◆ The problem
Each entry below should be returned exactly as is, with the pictures removed.

◆ The records

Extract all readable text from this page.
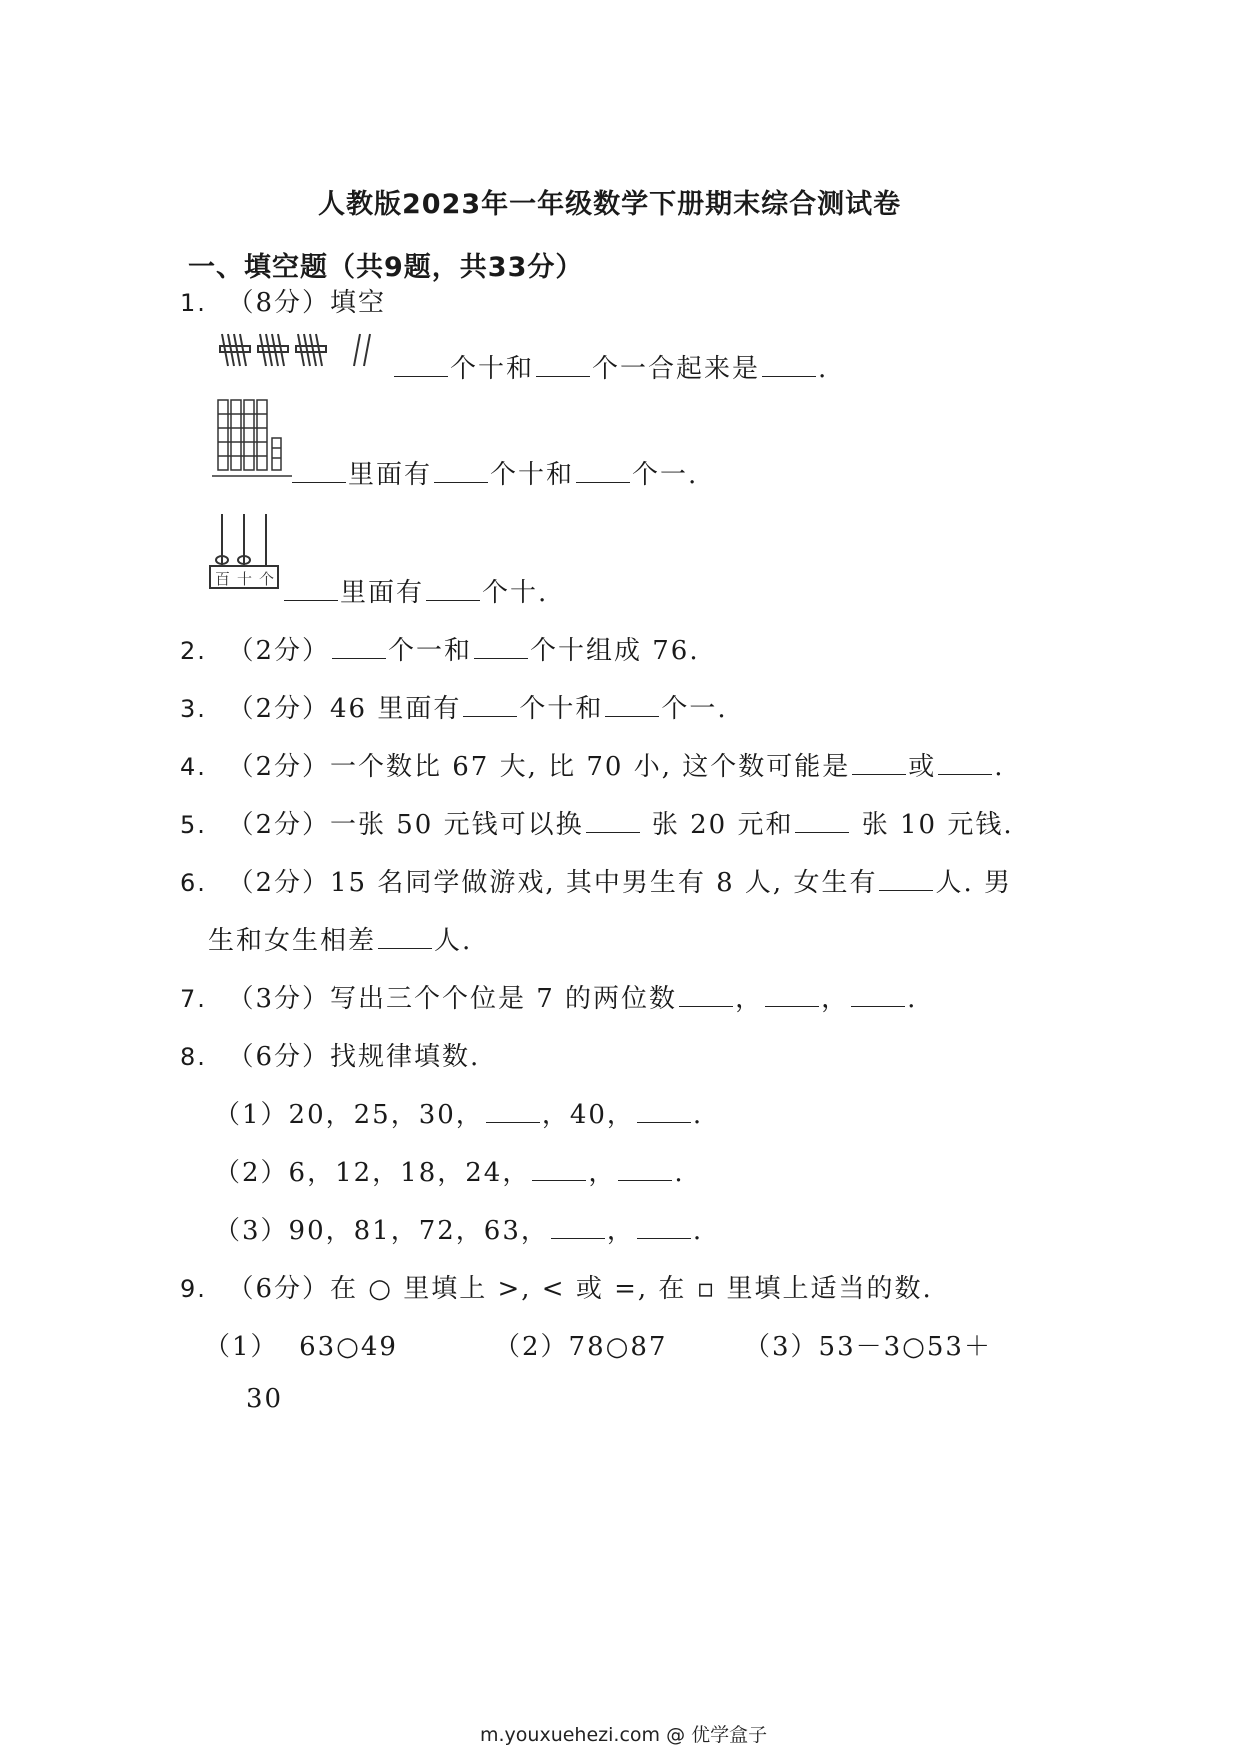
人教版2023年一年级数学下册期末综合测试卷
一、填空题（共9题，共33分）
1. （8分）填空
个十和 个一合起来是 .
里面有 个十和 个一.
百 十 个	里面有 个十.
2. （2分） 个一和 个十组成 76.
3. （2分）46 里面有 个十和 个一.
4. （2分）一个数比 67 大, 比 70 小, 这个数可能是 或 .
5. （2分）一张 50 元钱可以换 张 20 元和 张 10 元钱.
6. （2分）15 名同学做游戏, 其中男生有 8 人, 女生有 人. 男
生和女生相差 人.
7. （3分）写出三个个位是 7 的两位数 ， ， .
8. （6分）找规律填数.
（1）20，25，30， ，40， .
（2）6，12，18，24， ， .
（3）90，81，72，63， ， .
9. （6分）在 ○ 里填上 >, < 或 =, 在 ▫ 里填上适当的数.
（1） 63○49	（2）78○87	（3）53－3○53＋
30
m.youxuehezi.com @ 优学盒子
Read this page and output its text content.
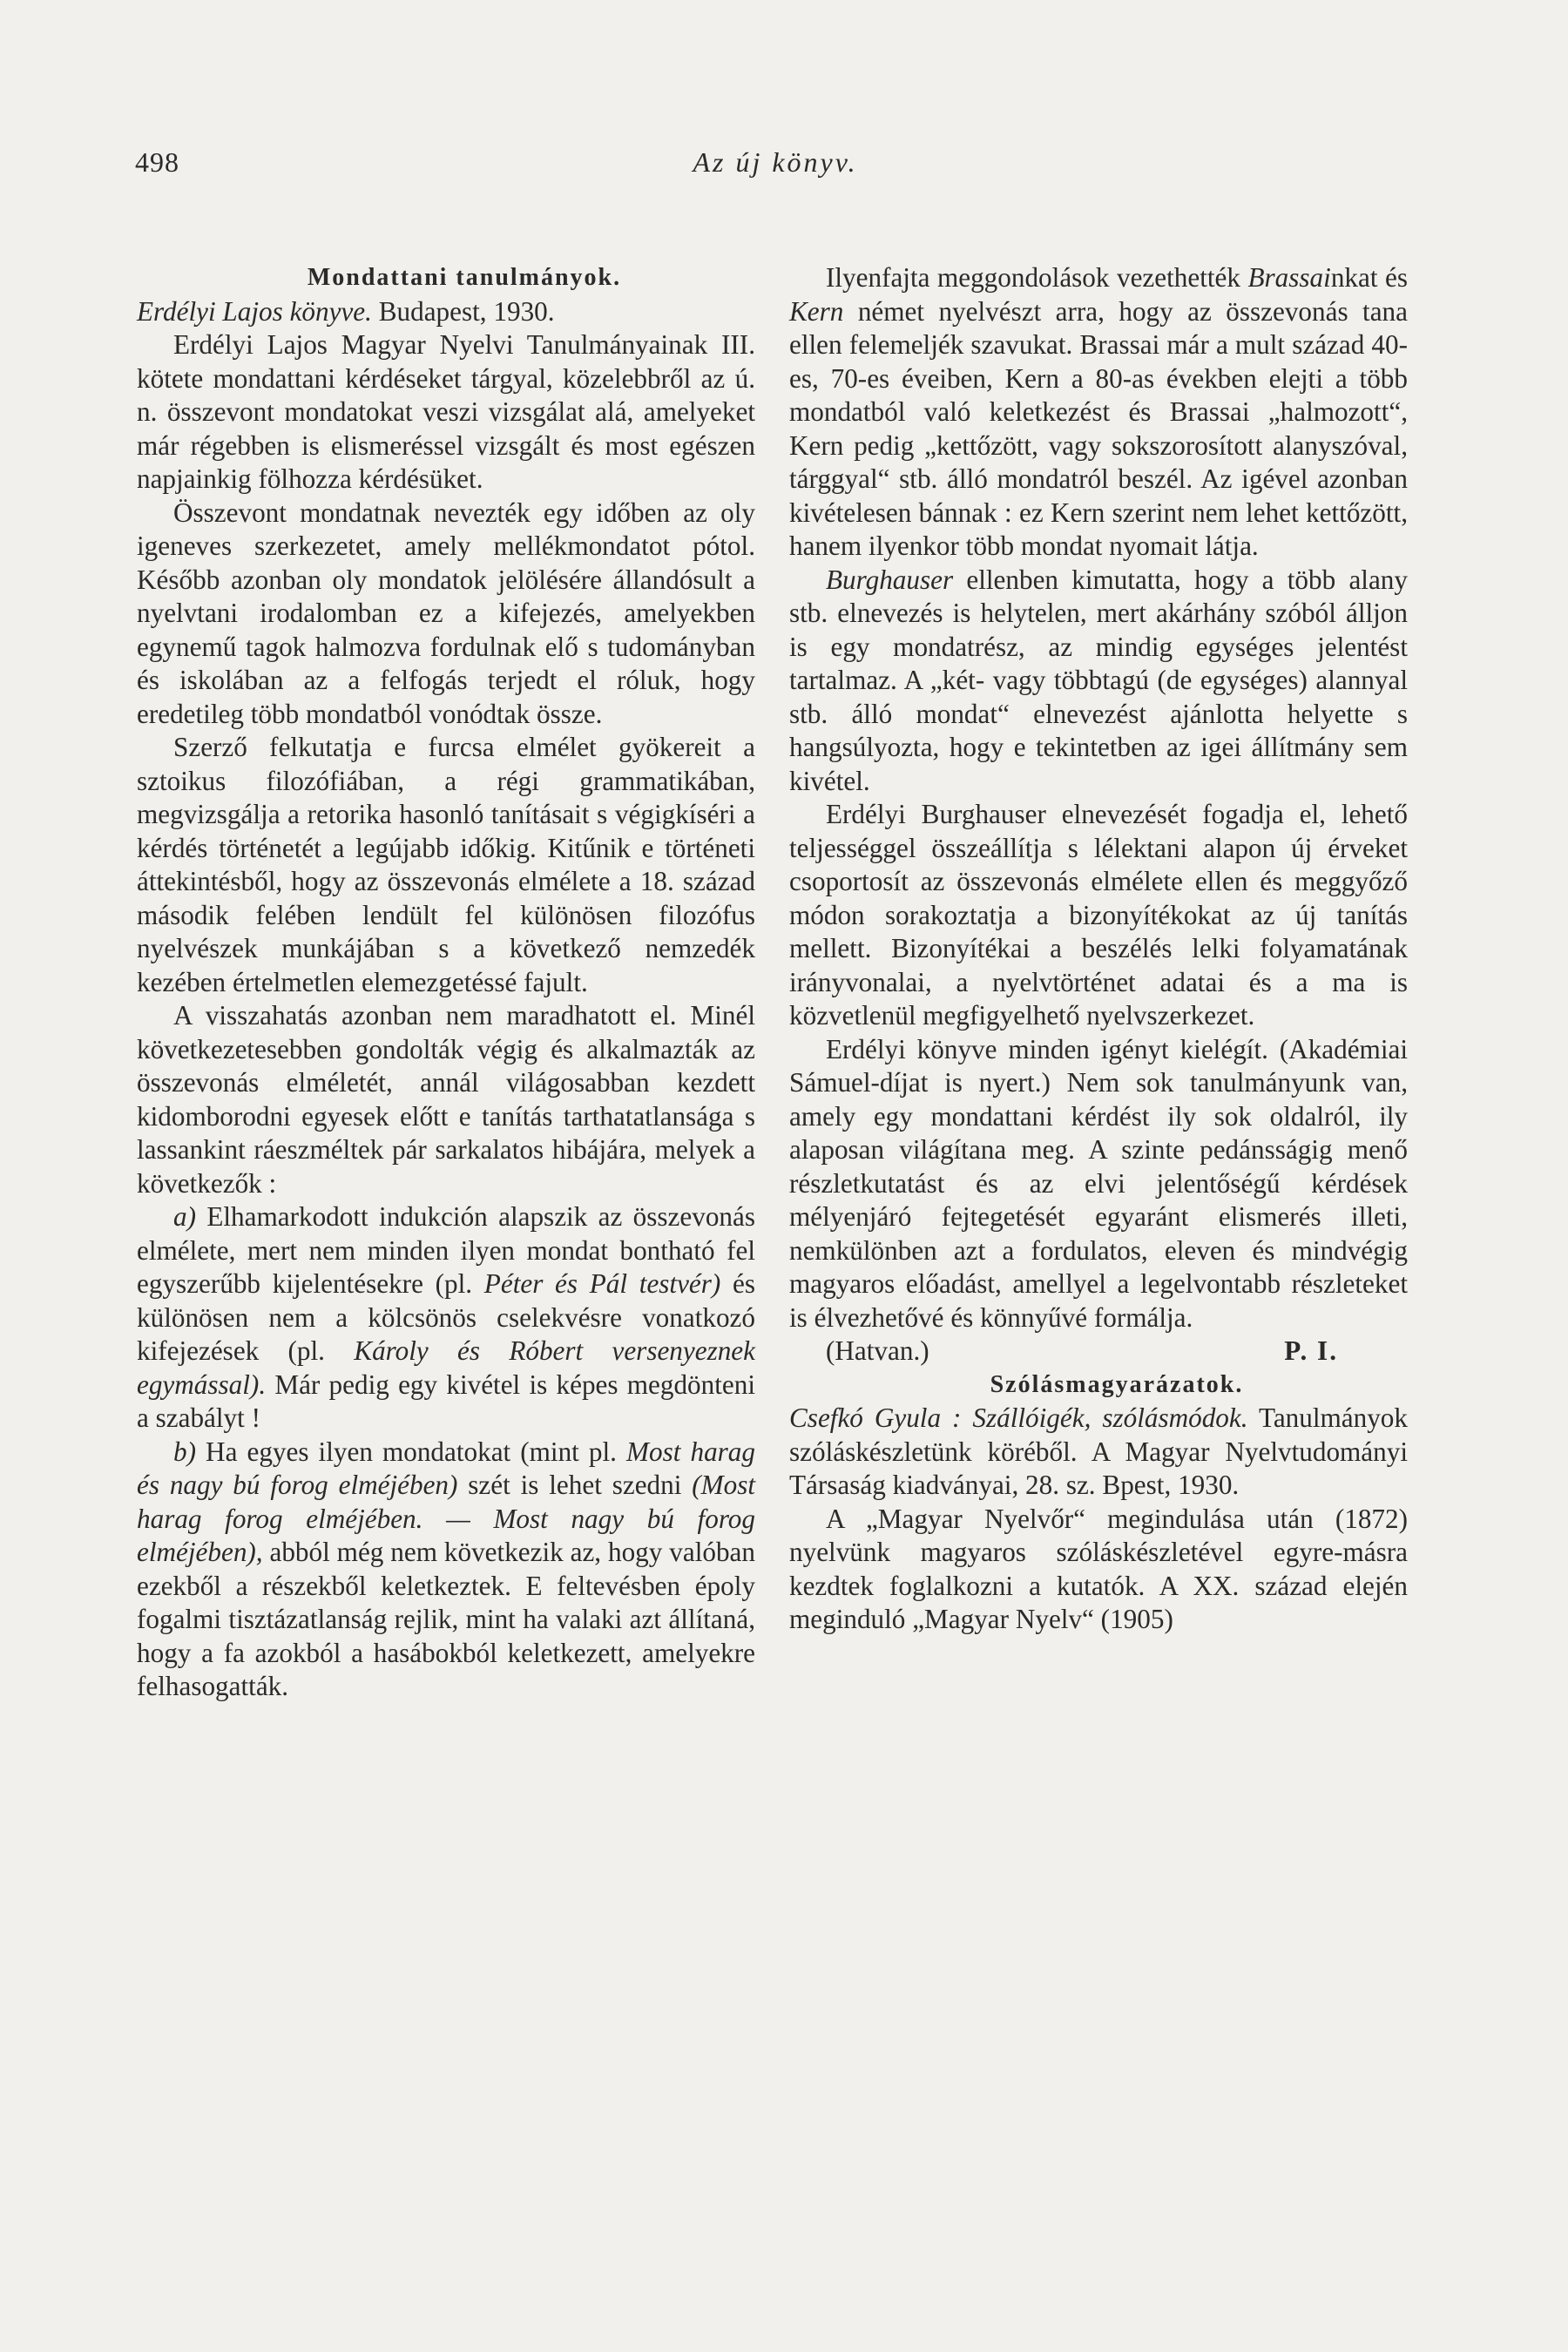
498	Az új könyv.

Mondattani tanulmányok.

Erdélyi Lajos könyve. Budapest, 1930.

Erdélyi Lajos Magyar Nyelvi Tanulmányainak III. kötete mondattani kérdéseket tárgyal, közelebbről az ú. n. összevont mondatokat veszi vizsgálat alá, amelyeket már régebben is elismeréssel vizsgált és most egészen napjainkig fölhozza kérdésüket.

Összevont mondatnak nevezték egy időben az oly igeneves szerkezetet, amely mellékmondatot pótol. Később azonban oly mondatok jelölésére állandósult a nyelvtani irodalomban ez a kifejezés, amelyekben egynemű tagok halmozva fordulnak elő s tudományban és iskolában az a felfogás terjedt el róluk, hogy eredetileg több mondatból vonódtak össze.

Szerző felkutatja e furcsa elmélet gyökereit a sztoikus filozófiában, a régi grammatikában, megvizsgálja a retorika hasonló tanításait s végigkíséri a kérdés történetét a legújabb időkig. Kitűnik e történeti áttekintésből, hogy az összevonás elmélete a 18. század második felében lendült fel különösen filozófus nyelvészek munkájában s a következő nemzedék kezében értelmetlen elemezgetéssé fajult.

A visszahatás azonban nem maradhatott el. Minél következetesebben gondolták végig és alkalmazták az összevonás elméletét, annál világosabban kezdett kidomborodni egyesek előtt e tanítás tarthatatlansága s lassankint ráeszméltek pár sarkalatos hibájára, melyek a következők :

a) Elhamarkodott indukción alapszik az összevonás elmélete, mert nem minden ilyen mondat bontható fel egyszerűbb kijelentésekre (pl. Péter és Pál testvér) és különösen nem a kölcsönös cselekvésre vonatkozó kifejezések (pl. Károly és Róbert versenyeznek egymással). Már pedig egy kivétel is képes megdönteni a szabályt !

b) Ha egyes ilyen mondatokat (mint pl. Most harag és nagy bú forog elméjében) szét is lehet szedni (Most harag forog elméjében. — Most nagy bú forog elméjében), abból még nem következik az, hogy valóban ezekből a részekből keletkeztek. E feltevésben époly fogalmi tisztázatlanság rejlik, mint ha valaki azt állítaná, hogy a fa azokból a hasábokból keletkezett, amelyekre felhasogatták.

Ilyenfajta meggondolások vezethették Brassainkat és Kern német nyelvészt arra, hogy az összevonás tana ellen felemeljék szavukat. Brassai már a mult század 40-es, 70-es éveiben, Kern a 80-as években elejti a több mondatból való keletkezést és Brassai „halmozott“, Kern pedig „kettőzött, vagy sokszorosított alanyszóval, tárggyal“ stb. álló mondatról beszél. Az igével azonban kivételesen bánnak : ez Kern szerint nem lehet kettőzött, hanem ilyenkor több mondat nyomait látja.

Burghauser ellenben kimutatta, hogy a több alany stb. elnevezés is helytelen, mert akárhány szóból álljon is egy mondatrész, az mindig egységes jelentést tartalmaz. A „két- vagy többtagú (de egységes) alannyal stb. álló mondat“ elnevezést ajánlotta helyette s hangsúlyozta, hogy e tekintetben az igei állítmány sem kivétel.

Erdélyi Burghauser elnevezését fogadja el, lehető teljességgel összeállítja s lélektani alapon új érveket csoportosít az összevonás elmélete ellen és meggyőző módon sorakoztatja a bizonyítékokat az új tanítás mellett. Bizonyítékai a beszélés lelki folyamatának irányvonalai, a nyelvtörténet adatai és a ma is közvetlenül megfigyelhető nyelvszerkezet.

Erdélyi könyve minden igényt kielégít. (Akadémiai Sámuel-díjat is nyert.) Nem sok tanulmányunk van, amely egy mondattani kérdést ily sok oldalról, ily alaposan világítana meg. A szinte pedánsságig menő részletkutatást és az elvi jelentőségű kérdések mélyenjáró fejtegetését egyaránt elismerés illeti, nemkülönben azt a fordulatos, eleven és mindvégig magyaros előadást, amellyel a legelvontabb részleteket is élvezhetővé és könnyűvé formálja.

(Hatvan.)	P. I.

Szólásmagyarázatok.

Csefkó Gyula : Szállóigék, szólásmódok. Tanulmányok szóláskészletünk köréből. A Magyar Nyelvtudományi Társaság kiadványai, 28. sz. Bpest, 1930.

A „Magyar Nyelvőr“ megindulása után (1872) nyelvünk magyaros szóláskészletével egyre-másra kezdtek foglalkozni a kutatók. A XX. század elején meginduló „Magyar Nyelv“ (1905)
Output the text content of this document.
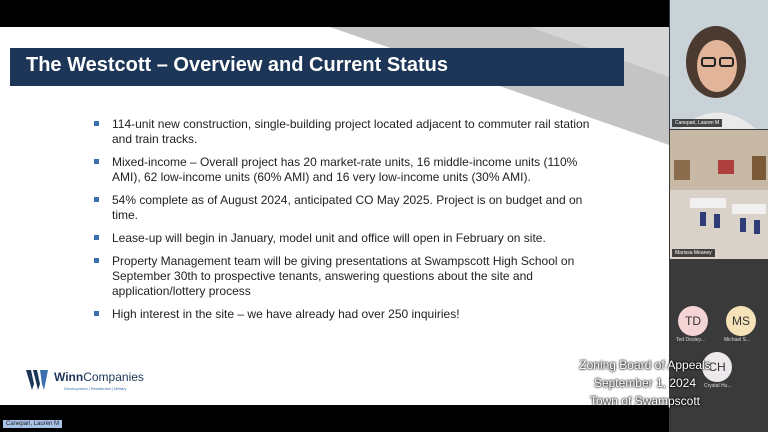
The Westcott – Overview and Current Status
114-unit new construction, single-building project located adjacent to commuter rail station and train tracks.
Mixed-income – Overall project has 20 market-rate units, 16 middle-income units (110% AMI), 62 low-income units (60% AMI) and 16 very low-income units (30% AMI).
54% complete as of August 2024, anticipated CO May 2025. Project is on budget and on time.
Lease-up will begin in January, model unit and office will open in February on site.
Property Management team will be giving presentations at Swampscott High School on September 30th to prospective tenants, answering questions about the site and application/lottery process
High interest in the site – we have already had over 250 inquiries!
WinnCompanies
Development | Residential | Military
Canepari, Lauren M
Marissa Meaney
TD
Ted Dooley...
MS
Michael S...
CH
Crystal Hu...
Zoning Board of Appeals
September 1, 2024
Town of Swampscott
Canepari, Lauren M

◆ Answer to the exercise
Extract all readable text from this page.
人教版2023年一年级数学下册期末综合测试卷
一、填空题（共9题，共33分）
1. （8分）填空
个十和 个一合起来是 .
里面有 个十和 个一.
百 十 个	里面有 个十.
2. （2分） 个一和 个十组成 76.
3. （2分）46 里面有 个十和 个一.
4. （2分）一个数比 67 大, 比 70 小, 这个数可能是 或 .
5. （2分）一张 50 元钱可以换 张 20 元和 张 10 元钱.
6. （2分）15 名同学做游戏, 其中男生有 8 人, 女生有 人. 男
生和女生相差 人.
7. （3分）写出三个个位是 7 的两位数 ， ， .
8. （6分）找规律填数.
（1）20，25，30， ，40， .
（2）6，12，18，24， ， .
（3）90，81，72，63， ， .
9. （6分）在 ○ 里填上 >, < 或 =, 在 ▫ 里填上适当的数.
（1） 63○49	（2）78○87	（3）53－3○53＋
30
m.youxuehezi.com @ 优学盒子
Read this page and output its text content.
498	Az új könyv.

Mondattani tanulmányok.

Erdélyi Lajos könyve. Budapest, 1930.

Erdélyi Lajos Magyar Nyelvi Tanulmányainak III. kötete mondattani kérdéseket tárgyal, közelebbről az ú. n. összevont mondatokat veszi vizsgálat alá, amelyeket már régebben is elismeréssel vizsgált és most egészen napjainkig fölhozza kérdésüket.

Összevont mondatnak nevezték egy időben az oly igeneves szerkezetet, amely mellékmondatot pótol. Később azonban oly mondatok jelölésére állandósult a nyelvtani irodalomban ez a kifejezés, amelyekben egynemű tagok halmozva fordulnak elő s tudományban és iskolában az a felfogás terjedt el róluk, hogy eredetileg több mondatból vonódtak össze.

Szerző felkutatja e furcsa elmélet gyökereit a sztoikus filozófiában, a régi grammatikában, megvizsgálja a retorika hasonló tanításait s végigkíséri a kérdés történetét a legújabb időkig. Kitűnik e történeti áttekintésből, hogy az összevonás elmélete a 18. század második felében lendült fel különösen filozófus nyelvészek munkájában s a következő nemzedék kezében értelmetlen elemezgetéssé fajult.

A visszahatás azonban nem maradhatott el. Minél következetesebben gondolták végig és alkalmazták az összevonás elméletét, annál világosabban kezdett kidomborodni egyesek előtt e tanítás tarthatatlansága s lassankint ráeszméltek pár sarkalatos hibájára, melyek a következők :

a) Elhamarkodott indukción alapszik az összevonás elmélete, mert nem minden ilyen mondat bontható fel egyszerűbb kijelentésekre (pl. Péter és Pál testvér) és különösen nem a kölcsönös cselekvésre vonatkozó kifejezések (pl. Károly és Róbert versenyeznek egymással). Már pedig egy kivétel is képes megdönteni a szabályt !

b) Ha egyes ilyen mondatokat (mint pl. Most harag és nagy bú forog elméjében) szét is lehet szedni (Most harag forog elméjében. — Most nagy bú forog elméjében), abból még nem következik az, hogy valóban ezekből a részekből keletkeztek. E feltevésben époly fogalmi tisztázatlanság rejlik, mint ha valaki azt állítaná, hogy a fa azokból a hasábokból keletkezett, amelyekre felhasogatták.

Ilyenfajta meggondolások vezethették Brassainkat és Kern német nyelvészt arra, hogy az összevonás tana ellen felemeljék szavukat. Brassai már a mult század 40-es, 70-es éveiben, Kern a 80-as években elejti a több mondatból való keletkezést és Brassai „halmozott“, Kern pedig „kettőzött, vagy sokszorosított alanyszóval, tárggyal“ stb. álló mondatról beszél. Az igével azonban kivételesen bánnak : ez Kern szerint nem lehet kettőzött, hanem ilyenkor több mondat nyomait látja.

Burghauser ellenben kimutatta, hogy a több alany stb. elnevezés is helytelen, mert akárhány szóból álljon is egy mondatrész, az mindig egységes jelentést tartalmaz. A „két- vagy többtagú (de egységes) alannyal stb. álló mondat“ elnevezést ajánlotta helyette s hangsúlyozta, hogy e tekintetben az igei állítmány sem kivétel.

Erdélyi Burghauser elnevezését fogadja el, lehető teljességgel összeállítja s lélektani alapon új érveket csoportosít az összevonás elmélete ellen és meggyőző módon sorakoztatja a bizonyítékokat az új tanítás mellett. Bizonyítékai a beszélés lelki folyamatának irányvonalai, a nyelvtörténet adatai és a ma is közvetlenül megfigyelhető nyelvszerkezet.

Erdélyi könyve minden igényt kielégít. (Akadémiai Sámuel-díjat is nyert.) Nem sok tanulmányunk van, amely egy mondattani kérdést ily sok oldalról, ily alaposan világítana meg. A szinte pedánsságig menő részletkutatást és az elvi jelentőségű kérdések mélyenjáró fejtegetését egyaránt elismerés illeti, nemkülönben azt a fordulatos, eleven és mindvégig magyaros előadást, amellyel a legelvontabb részleteket is élvezhetővé és könnyűvé formálja.

(Hatvan.)	P. I.

Szólásmagyarázatok.

Csefkó Gyula : Szállóigék, szólásmódok. Tanulmányok szóláskészletünk köréből. A Magyar Nyelvtudományi Társaság kiadványai, 28. sz. Bpest, 1930.

A „Magyar Nyelvőr“ megindulása után (1872) nyelvünk magyaros szóláskészletével egyre-másra kezdtek foglalkozni a kutatók. A XX. század elején meginduló „Magyar Nyelv“ (1905)
Output the text content of this document.
The Westcott – Overview and Current Status
114-unit new construction, single-building project located adjacent to commuter rail station and train tracks.
Mixed-income – Overall project has 20 market-rate units, 16 middle-income units (110% AMI), 62 low-income units (60% AMI) and 16 very low-income units (30% AMI).
54% complete as of August 2024, anticipated CO May 2025. Project is on budget and on time.
Lease-up will begin in January, model unit and office will open in February on site.
Property Management team will be giving presentations at Swampscott High School on September 30th to prospective tenants, answering questions about the site and application/lottery process
High interest in the site – we have already had over 250 inquiries!
WinnCompanies
Development | Residential | Military
Canepari, Lauren M
Marissa Meaney
TD
Ted Dooley...
MS
Michael S...
CH
Crystal Hu...
Zoning Board of Appeals
September 1, 2024
Town of Swampscott
Canepari, Lauren M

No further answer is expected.